Make an exact copy of each entry, leaving out every picture.
+===+
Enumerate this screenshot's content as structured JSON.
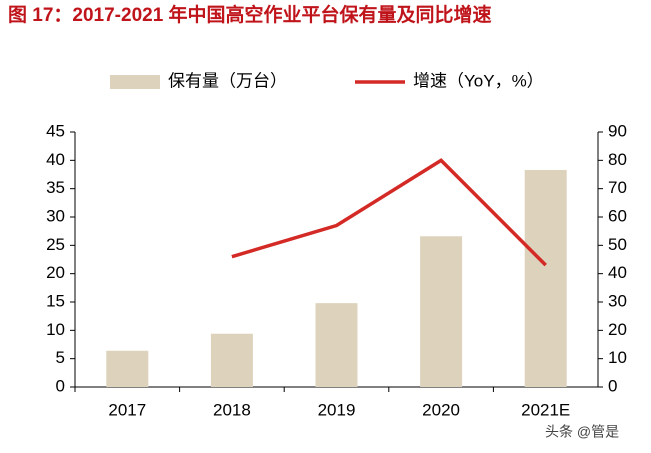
{
  "chart_data": {
    "type": "bar",
    "title": "图 17：2017-2021 年中国高空作业平台保有量及同比增速",
    "categories": [
      "2017",
      "2018",
      "2019",
      "2020",
      "2021E"
    ],
    "series": [
      {
        "name": "保有量（万台）",
        "type": "bar",
        "color": "#ddd3bd",
        "axis": "y",
        "values": [
          6.4,
          9.4,
          14.8,
          26.6,
          38.3
        ]
      },
      {
        "name": "增速（YoY，%）",
        "type": "line",
        "color": "#d42a26",
        "axis": "y2",
        "values": [
          null,
          46,
          57,
          80,
          43
        ]
      }
    ],
    "ylim": [
      0,
      45
    ],
    "yticks": [
      0,
      5,
      10,
      15,
      20,
      25,
      30,
      35,
      40,
      45
    ],
    "y2lim": [
      0,
      90
    ],
    "y2ticks": [
      0,
      10,
      20,
      30,
      40,
      50,
      60,
      70,
      80,
      90
    ],
    "grid": false,
    "legend": "top",
    "watermark": "头条 @管是"
  }
}
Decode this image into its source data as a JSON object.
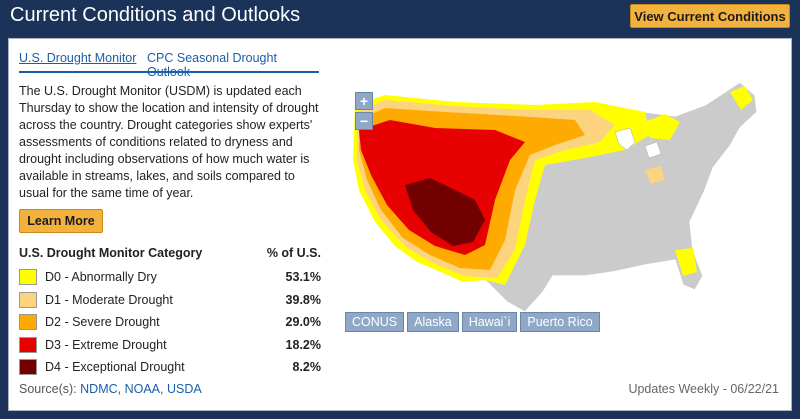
{
  "header": {
    "title": "Current Conditions and Outlooks",
    "view_button": "View Current Conditions"
  },
  "tabs": [
    {
      "label": "U.S. Drought Monitor",
      "active": true
    },
    {
      "label": "CPC Seasonal Drought Outlook",
      "active": false
    }
  ],
  "description": "The U.S. Drought Monitor (USDM) is updated each Thursday to show the location and intensity of drought across the country. Drought categories show experts' assessments of conditions related to dryness and drought including observations of how much water is available in streams, lakes, and soils compared to usual for the same time of year.",
  "learn_more": "Learn More",
  "legend": {
    "category_header": "U.S. Drought Monitor Category",
    "pct_header": "% of U.S.",
    "items": [
      {
        "label": "D0 - Abnormally Dry",
        "value": "53.1%",
        "color": "#ffff00"
      },
      {
        "label": "D1 - Moderate Drought",
        "value": "39.8%",
        "color": "#fcd37f"
      },
      {
        "label": "D2 - Severe Drought",
        "value": "29.0%",
        "color": "#ffaa00"
      },
      {
        "label": "D3 - Extreme Drought",
        "value": "18.2%",
        "color": "#e60000"
      },
      {
        "label": "D4 - Exceptional Drought",
        "value": "8.2%",
        "color": "#730000"
      }
    ]
  },
  "sources": {
    "prefix": "Source(s): ",
    "links": [
      "NDMC",
      "NOAA",
      "USDA"
    ]
  },
  "map": {
    "zoom_in": "+",
    "zoom_out": "−",
    "regions": [
      "CONUS",
      "Alaska",
      "Hawai`i",
      "Puerto Rico"
    ]
  },
  "updates": "Updates Weekly - 06/22/21"
}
+===+
_Written reply_
Enumerate this screenshot's content as structured JSON.
{
  "chart_data": {
    "type": "bar",
    "title": "图 17：2017-2021 年中国高空作业平台保有量及同比增速",
    "categories": [
      "2017",
      "2018",
      "2019",
      "2020",
      "2021E"
    ],
    "series": [
      {
        "name": "保有量（万台）",
        "type": "bar",
        "color": "#ddd3bd",
        "axis": "y",
        "values": [
          6.4,
          9.4,
          14.8,
          26.6,
          38.3
        ]
      },
      {
        "name": "增速（YoY，%）",
        "type": "line",
        "color": "#d42a26",
        "axis": "y2",
        "values": [
          null,
          46,
          57,
          80,
          43
        ]
      }
    ],
    "ylim": [
      0,
      45
    ],
    "yticks": [
      0,
      5,
      10,
      15,
      20,
      25,
      30,
      35,
      40,
      45
    ],
    "y2lim": [
      0,
      90
    ],
    "y2ticks": [
      0,
      10,
      20,
      30,
      40,
      50,
      60,
      70,
      80,
      90
    ],
    "grid": false,
    "legend": "top",
    "watermark": "头条 @管是"
  }
}
Decode this image into its source data as a JSON object.
{
  "header": {
    "title": "Current Conditions and Outlooks",
    "view_button": "View Current Conditions"
  },
  "tabs": [
    {
      "label": "U.S. Drought Monitor",
      "active": true
    },
    {
      "label": "CPC Seasonal Drought Outlook",
      "active": false
    }
  ],
  "description": "The U.S. Drought Monitor (USDM) is updated each Thursday to show the location and intensity of drought across the country. Drought categories show experts' assessments of conditions related to dryness and drought including observations of how much water is available in streams, lakes, and soils compared to usual for the same time of year.",
  "learn_more": "Learn More",
  "legend": {
    "category_header": "U.S. Drought Monitor Category",
    "pct_header": "% of U.S.",
    "items": [
      {
        "label": "D0 - Abnormally Dry",
        "value": "53.1%",
        "color": "#ffff00"
      },
      {
        "label": "D1 - Moderate Drought",
        "value": "39.8%",
        "color": "#fcd37f"
      },
      {
        "label": "D2 - Severe Drought",
        "value": "29.0%",
        "color": "#ffaa00"
      },
      {
        "label": "D3 - Extreme Drought",
        "value": "18.2%",
        "color": "#e60000"
      },
      {
        "label": "D4 - Exceptional Drought",
        "value": "8.2%",
        "color": "#730000"
      }
    ]
  },
  "sources": {
    "prefix": "Source(s): ",
    "links": [
      "NDMC",
      "NOAA",
      "USDA"
    ]
  },
  "map": {
    "zoom_in": "+",
    "zoom_out": "−",
    "regions": [
      "CONUS",
      "Alaska",
      "Hawai`i",
      "Puerto Rico"
    ]
  },
  "updates": "Updates Weekly - 06/22/21"
}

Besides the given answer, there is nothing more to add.